*EXERCISE INPUTS:*
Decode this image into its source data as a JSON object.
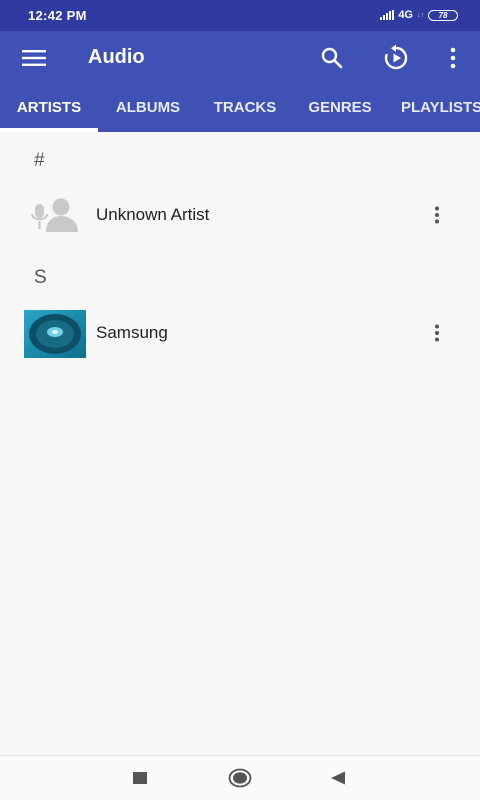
{
  "status_bar": {
    "time": "12:42 PM",
    "network": "4G",
    "battery": "78"
  },
  "app_bar": {
    "title": "Audio",
    "icons": [
      "menu-icon",
      "search-icon",
      "replay-icon",
      "more-vert-icon"
    ]
  },
  "tabs": [
    {
      "label": "ARTISTS",
      "active": true
    },
    {
      "label": "ALBUMS",
      "active": false
    },
    {
      "label": "TRACKS",
      "active": false
    },
    {
      "label": "GENRES",
      "active": false
    },
    {
      "label": "PLAYLISTS",
      "active": false
    }
  ],
  "sections": [
    {
      "header": "#",
      "items": [
        {
          "name": "Unknown Artist",
          "thumb": "artist-placeholder-icon"
        }
      ]
    },
    {
      "header": "S",
      "items": [
        {
          "name": "Samsung",
          "thumb": "artist-image"
        }
      ]
    }
  ],
  "nav_bar": {
    "icons": [
      "recents-icon",
      "home-icon",
      "back-icon"
    ]
  },
  "colors": {
    "status_bar": "#2f3ba0",
    "primary": "#3f51b5",
    "background": "#f7f7f7"
  }
}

*INSTRUCTIONS FOR THE TASK:* Set the entries down again exactly. Do not include the images.

*COMPLETE RESPONSE:*
Decode this image into its source data as a JSON object.
{
  "status_bar": {
    "time": "12:42 PM",
    "network": "4G",
    "battery": "78"
  },
  "app_bar": {
    "title": "Audio",
    "icons": [
      "menu-icon",
      "search-icon",
      "replay-icon",
      "more-vert-icon"
    ]
  },
  "tabs": [
    {
      "label": "ARTISTS",
      "active": true
    },
    {
      "label": "ALBUMS",
      "active": false
    },
    {
      "label": "TRACKS",
      "active": false
    },
    {
      "label": "GENRES",
      "active": false
    },
    {
      "label": "PLAYLISTS",
      "active": false
    }
  ],
  "sections": [
    {
      "header": "#",
      "items": [
        {
          "name": "Unknown Artist",
          "thumb": "artist-placeholder-icon"
        }
      ]
    },
    {
      "header": "S",
      "items": [
        {
          "name": "Samsung",
          "thumb": "artist-image"
        }
      ]
    }
  ],
  "nav_bar": {
    "icons": [
      "recents-icon",
      "home-icon",
      "back-icon"
    ]
  },
  "colors": {
    "status_bar": "#2f3ba0",
    "primary": "#3f51b5",
    "background": "#f7f7f7"
  }
}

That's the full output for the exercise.